Filter the entries and keep only the lines where the string "text" appears.

Data for this task ->
^^^^^^^^

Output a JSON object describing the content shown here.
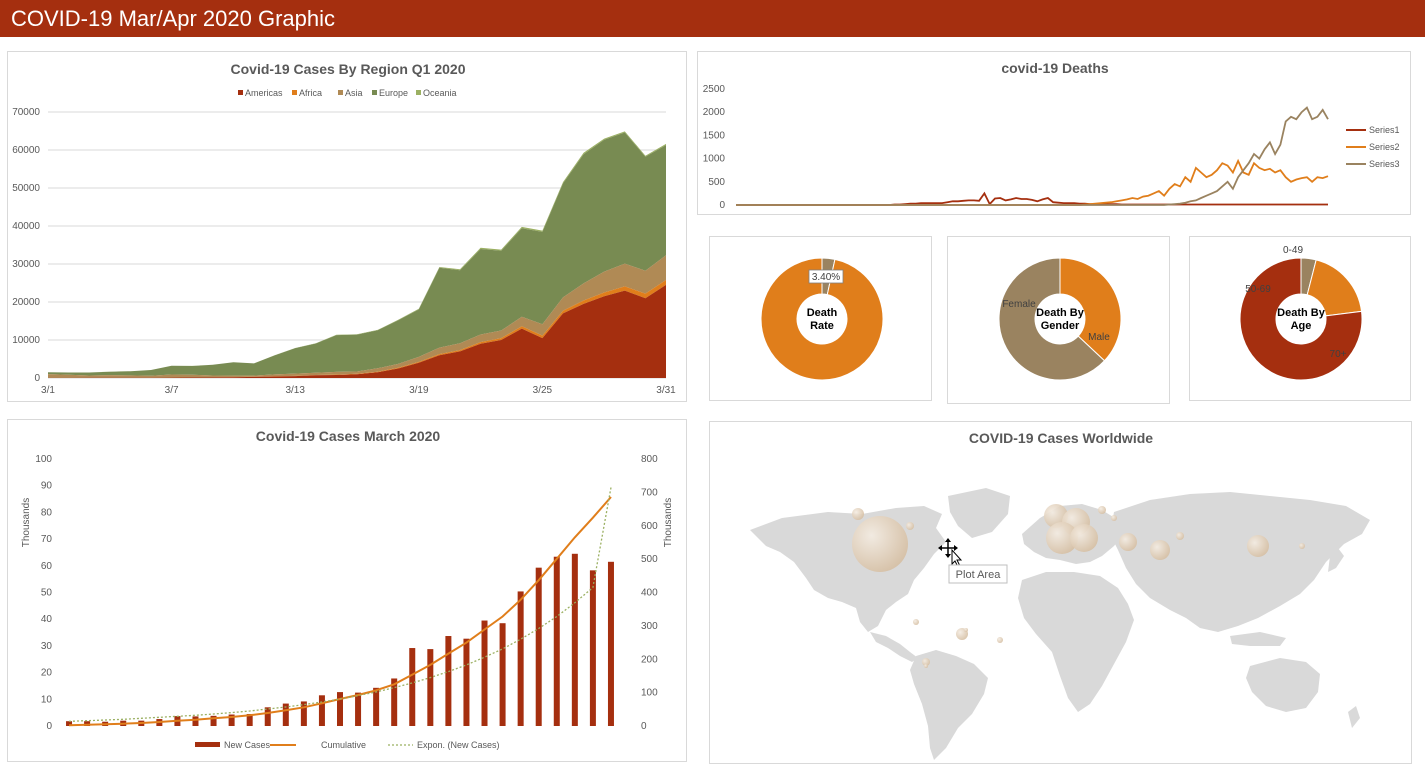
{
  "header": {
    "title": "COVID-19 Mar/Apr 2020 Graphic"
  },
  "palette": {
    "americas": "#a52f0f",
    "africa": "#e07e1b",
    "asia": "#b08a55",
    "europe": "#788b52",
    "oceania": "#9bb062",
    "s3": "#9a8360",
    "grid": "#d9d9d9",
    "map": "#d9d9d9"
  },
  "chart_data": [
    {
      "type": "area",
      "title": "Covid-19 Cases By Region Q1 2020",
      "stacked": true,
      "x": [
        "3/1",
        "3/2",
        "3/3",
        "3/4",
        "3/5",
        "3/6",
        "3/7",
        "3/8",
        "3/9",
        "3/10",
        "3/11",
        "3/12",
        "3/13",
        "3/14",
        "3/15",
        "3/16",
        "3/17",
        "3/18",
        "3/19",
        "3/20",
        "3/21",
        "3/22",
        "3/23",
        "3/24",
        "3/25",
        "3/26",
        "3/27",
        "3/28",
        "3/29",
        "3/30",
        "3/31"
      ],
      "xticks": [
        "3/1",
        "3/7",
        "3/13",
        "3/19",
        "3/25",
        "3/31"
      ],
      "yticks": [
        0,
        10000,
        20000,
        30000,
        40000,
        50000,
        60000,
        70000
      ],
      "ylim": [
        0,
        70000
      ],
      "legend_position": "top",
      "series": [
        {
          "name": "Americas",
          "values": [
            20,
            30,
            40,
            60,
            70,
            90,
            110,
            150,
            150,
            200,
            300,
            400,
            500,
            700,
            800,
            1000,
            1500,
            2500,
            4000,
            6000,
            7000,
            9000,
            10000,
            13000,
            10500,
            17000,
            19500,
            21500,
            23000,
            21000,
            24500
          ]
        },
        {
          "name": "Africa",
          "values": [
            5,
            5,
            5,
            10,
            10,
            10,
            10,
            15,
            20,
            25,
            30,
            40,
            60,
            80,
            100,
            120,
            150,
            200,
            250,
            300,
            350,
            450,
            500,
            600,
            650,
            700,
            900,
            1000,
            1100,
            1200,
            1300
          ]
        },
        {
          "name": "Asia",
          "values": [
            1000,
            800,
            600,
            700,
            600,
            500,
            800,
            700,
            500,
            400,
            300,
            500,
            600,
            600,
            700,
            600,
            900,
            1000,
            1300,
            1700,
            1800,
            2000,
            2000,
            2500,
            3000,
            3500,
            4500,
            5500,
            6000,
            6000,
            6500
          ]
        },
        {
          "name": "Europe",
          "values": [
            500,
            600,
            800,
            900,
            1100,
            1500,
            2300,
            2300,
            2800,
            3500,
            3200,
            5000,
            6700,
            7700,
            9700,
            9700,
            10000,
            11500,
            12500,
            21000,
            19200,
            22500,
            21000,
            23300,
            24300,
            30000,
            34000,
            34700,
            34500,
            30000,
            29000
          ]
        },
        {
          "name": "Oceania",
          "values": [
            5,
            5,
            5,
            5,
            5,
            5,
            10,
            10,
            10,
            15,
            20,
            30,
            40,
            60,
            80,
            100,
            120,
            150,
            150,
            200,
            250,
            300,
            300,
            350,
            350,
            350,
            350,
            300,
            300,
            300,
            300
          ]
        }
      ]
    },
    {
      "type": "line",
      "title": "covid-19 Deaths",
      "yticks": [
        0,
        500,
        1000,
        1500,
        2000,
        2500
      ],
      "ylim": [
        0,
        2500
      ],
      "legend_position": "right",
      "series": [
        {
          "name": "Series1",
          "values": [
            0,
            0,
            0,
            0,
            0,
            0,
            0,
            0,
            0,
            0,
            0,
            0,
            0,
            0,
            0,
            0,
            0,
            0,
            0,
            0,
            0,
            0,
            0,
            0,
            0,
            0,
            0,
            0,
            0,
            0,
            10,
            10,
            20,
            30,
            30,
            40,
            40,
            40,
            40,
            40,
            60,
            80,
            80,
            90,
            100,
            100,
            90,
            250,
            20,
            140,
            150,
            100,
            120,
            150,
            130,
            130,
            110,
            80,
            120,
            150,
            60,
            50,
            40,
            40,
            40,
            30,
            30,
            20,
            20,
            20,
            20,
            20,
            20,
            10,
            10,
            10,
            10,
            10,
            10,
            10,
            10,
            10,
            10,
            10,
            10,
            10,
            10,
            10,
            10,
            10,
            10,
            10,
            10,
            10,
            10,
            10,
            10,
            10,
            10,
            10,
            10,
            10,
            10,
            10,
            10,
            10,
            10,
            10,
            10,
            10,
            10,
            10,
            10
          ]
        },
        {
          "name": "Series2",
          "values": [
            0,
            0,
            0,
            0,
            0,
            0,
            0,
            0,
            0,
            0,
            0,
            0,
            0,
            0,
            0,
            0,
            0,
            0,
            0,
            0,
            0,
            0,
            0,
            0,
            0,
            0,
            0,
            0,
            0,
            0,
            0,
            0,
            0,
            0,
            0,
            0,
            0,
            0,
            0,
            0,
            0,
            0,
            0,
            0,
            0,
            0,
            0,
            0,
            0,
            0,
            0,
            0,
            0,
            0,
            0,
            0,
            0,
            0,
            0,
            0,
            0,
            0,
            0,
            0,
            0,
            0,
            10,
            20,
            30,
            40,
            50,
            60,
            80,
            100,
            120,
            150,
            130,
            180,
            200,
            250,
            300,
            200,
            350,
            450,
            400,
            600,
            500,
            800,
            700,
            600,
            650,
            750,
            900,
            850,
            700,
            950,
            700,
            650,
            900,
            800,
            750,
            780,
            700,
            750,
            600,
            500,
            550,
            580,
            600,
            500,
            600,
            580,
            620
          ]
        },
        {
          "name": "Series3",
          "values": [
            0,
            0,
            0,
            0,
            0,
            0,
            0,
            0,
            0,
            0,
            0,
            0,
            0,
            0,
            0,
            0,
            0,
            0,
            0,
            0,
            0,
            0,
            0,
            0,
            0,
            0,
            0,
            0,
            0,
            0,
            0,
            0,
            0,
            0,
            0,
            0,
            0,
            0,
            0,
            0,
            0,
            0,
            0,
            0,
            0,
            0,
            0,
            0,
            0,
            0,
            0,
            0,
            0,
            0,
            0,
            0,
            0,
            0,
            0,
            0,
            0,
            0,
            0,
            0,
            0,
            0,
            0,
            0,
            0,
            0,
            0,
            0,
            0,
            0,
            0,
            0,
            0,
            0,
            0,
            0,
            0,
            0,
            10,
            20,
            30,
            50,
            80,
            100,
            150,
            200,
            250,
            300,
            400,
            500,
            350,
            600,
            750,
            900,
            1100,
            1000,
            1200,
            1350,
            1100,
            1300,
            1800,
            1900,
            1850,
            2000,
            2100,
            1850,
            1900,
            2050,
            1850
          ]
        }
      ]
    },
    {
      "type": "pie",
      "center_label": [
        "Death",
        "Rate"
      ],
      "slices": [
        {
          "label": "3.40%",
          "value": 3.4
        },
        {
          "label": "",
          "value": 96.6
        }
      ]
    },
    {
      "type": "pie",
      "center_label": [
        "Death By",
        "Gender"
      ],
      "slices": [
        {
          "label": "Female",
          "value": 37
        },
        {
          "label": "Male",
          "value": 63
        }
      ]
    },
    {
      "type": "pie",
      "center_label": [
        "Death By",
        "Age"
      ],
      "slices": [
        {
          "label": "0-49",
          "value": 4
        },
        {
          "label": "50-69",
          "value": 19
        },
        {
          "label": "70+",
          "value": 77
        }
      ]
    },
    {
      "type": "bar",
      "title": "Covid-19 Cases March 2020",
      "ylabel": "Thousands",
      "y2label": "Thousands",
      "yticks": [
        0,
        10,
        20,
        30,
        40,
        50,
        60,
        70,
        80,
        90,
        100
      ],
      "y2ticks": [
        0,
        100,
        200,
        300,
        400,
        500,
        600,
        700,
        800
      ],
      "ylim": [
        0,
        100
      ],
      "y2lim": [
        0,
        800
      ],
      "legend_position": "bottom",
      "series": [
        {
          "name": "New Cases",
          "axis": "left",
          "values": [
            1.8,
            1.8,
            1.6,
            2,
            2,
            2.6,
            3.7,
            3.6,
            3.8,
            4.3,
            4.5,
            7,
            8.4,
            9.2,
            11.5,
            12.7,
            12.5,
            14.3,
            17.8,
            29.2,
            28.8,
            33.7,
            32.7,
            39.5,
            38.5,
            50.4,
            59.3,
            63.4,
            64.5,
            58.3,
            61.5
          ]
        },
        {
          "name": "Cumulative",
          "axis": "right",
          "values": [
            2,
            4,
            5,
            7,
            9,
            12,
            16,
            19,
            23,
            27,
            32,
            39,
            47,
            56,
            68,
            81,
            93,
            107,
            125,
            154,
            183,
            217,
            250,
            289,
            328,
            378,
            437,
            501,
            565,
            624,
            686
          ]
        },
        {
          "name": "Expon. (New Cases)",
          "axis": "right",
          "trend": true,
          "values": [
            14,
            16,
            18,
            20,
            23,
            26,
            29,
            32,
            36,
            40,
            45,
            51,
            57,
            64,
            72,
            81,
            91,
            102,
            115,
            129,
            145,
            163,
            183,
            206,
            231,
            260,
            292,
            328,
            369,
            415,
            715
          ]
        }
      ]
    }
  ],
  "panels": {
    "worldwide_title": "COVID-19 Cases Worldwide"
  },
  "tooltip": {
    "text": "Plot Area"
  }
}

^^^^^^^^

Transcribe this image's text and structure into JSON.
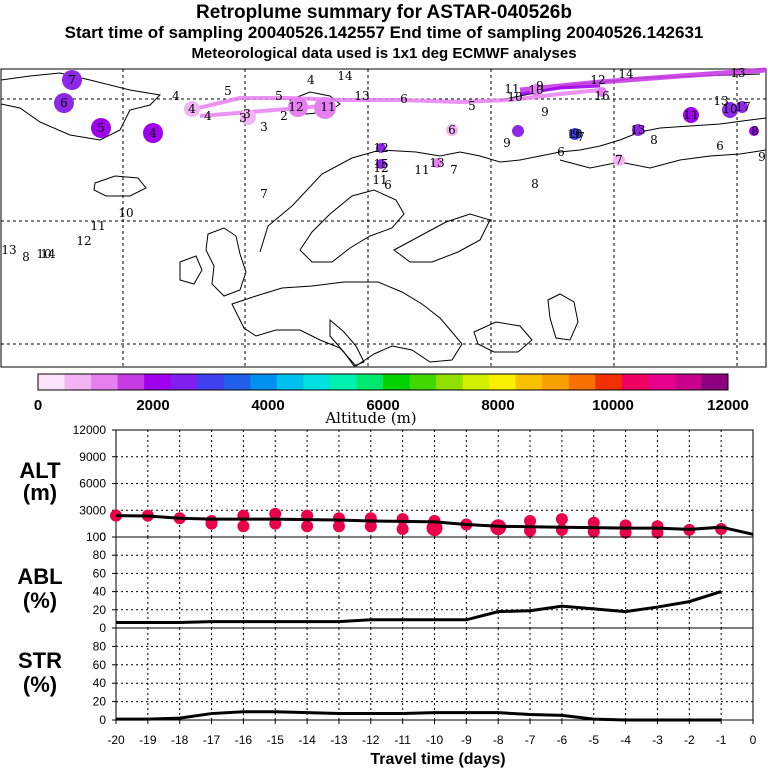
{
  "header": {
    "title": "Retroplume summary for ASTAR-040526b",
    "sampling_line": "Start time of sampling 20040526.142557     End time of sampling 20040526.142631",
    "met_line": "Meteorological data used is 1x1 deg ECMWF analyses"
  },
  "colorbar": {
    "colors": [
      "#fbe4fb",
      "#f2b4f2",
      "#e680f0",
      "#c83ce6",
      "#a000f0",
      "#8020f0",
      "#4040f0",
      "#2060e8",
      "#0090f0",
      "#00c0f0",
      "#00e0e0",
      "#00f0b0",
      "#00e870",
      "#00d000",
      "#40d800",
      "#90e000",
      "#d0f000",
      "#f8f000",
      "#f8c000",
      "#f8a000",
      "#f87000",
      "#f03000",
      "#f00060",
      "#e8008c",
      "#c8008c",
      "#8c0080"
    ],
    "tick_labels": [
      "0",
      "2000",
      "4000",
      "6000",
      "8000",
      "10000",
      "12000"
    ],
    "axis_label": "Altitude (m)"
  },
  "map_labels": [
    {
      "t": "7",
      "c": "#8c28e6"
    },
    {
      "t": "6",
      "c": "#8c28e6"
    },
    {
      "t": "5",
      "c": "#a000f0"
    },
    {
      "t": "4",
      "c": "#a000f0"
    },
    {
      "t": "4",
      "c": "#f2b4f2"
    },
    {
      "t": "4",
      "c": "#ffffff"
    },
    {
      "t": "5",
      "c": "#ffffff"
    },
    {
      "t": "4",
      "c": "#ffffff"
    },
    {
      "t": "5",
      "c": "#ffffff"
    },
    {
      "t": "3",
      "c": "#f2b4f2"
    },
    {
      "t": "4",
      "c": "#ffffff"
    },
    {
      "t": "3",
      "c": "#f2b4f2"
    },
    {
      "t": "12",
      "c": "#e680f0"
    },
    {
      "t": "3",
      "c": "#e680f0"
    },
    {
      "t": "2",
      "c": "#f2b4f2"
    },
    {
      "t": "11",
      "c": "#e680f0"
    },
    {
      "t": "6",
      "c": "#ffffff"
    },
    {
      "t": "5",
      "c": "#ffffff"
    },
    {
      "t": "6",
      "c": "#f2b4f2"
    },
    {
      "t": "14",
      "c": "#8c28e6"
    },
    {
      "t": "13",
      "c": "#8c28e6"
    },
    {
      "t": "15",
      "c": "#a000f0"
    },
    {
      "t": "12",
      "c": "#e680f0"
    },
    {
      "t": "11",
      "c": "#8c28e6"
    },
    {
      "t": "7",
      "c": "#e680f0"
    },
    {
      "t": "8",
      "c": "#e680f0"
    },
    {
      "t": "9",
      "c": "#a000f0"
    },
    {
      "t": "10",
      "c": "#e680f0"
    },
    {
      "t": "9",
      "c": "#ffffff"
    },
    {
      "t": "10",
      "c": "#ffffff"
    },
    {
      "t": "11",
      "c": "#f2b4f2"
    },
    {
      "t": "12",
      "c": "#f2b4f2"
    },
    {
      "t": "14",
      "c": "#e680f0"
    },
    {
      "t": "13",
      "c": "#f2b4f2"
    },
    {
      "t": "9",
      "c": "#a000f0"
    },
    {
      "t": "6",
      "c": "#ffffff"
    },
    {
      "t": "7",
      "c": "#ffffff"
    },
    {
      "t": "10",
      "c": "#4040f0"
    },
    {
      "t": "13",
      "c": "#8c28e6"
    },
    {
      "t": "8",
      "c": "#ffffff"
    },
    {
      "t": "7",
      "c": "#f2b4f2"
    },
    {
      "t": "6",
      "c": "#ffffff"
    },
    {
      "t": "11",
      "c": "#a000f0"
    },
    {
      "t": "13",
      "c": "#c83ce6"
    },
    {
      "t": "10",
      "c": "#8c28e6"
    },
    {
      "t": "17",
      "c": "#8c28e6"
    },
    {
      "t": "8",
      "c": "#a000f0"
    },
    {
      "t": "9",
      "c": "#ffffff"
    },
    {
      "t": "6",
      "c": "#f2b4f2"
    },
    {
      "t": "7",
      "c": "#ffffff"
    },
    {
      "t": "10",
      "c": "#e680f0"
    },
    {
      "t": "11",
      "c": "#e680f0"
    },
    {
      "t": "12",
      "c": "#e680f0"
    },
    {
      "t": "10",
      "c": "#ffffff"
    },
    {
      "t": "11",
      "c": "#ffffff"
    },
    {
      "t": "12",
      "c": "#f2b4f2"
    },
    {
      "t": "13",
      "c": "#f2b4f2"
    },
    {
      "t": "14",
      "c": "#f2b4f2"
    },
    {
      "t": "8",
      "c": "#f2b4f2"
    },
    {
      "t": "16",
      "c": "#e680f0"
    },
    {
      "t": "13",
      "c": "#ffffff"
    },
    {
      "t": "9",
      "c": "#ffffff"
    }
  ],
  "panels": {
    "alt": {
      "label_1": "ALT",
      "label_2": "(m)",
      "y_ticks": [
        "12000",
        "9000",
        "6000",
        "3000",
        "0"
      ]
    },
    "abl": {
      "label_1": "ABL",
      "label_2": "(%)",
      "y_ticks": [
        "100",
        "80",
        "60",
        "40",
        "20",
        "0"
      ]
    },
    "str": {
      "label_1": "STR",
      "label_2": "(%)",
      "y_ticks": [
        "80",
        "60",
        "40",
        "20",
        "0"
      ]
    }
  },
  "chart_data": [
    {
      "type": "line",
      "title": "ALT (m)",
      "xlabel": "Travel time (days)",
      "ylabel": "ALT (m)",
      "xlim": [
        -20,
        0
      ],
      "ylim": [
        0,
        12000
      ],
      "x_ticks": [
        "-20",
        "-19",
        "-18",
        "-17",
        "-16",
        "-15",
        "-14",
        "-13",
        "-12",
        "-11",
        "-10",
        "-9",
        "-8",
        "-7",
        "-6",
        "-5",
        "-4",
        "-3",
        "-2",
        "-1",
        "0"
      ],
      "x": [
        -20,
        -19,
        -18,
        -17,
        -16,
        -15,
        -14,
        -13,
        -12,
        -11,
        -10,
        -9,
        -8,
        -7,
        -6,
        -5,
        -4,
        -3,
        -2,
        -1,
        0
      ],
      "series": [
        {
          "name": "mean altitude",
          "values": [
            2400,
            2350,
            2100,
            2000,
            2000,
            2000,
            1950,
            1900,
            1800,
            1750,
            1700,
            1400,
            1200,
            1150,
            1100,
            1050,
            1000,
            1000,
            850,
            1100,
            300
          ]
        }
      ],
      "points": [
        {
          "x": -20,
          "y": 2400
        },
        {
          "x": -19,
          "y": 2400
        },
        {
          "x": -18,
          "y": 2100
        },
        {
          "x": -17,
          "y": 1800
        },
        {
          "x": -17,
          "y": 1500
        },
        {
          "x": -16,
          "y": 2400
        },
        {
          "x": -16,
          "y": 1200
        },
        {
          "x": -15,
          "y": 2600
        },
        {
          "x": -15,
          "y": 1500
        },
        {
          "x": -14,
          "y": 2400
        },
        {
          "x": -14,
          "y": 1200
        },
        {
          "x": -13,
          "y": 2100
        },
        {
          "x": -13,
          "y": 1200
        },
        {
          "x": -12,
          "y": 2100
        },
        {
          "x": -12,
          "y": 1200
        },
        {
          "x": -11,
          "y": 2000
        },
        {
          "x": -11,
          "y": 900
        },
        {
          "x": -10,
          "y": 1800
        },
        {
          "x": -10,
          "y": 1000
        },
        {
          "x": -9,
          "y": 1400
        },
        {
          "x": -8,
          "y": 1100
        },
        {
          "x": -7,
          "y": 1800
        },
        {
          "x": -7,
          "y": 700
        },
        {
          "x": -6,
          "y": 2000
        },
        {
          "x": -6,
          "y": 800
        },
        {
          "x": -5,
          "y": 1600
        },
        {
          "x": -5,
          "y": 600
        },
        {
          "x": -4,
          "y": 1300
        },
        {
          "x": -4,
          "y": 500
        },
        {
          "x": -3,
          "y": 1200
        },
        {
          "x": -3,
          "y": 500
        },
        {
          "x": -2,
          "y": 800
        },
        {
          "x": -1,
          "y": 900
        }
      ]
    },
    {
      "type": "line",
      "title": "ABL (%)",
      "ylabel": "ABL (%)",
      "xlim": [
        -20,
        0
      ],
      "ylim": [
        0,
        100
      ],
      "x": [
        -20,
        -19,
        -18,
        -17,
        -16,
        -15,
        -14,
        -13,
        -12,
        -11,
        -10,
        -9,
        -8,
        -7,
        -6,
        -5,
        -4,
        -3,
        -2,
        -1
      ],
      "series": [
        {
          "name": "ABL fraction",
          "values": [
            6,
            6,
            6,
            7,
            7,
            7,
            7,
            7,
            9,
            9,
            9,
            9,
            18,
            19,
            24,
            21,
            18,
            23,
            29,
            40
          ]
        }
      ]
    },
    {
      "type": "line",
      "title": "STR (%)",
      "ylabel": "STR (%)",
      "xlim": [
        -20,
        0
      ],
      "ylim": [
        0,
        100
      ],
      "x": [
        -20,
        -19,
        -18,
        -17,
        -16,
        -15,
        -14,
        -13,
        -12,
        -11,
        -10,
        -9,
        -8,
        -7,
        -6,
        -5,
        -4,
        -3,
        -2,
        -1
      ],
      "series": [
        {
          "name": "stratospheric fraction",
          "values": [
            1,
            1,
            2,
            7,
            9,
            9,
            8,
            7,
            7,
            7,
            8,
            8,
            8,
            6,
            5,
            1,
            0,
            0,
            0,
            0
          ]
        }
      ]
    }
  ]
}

^^^^^^^^

Finished answer ->
    "text": "Plot Area"
Transcribe this image's text and structure into JSON.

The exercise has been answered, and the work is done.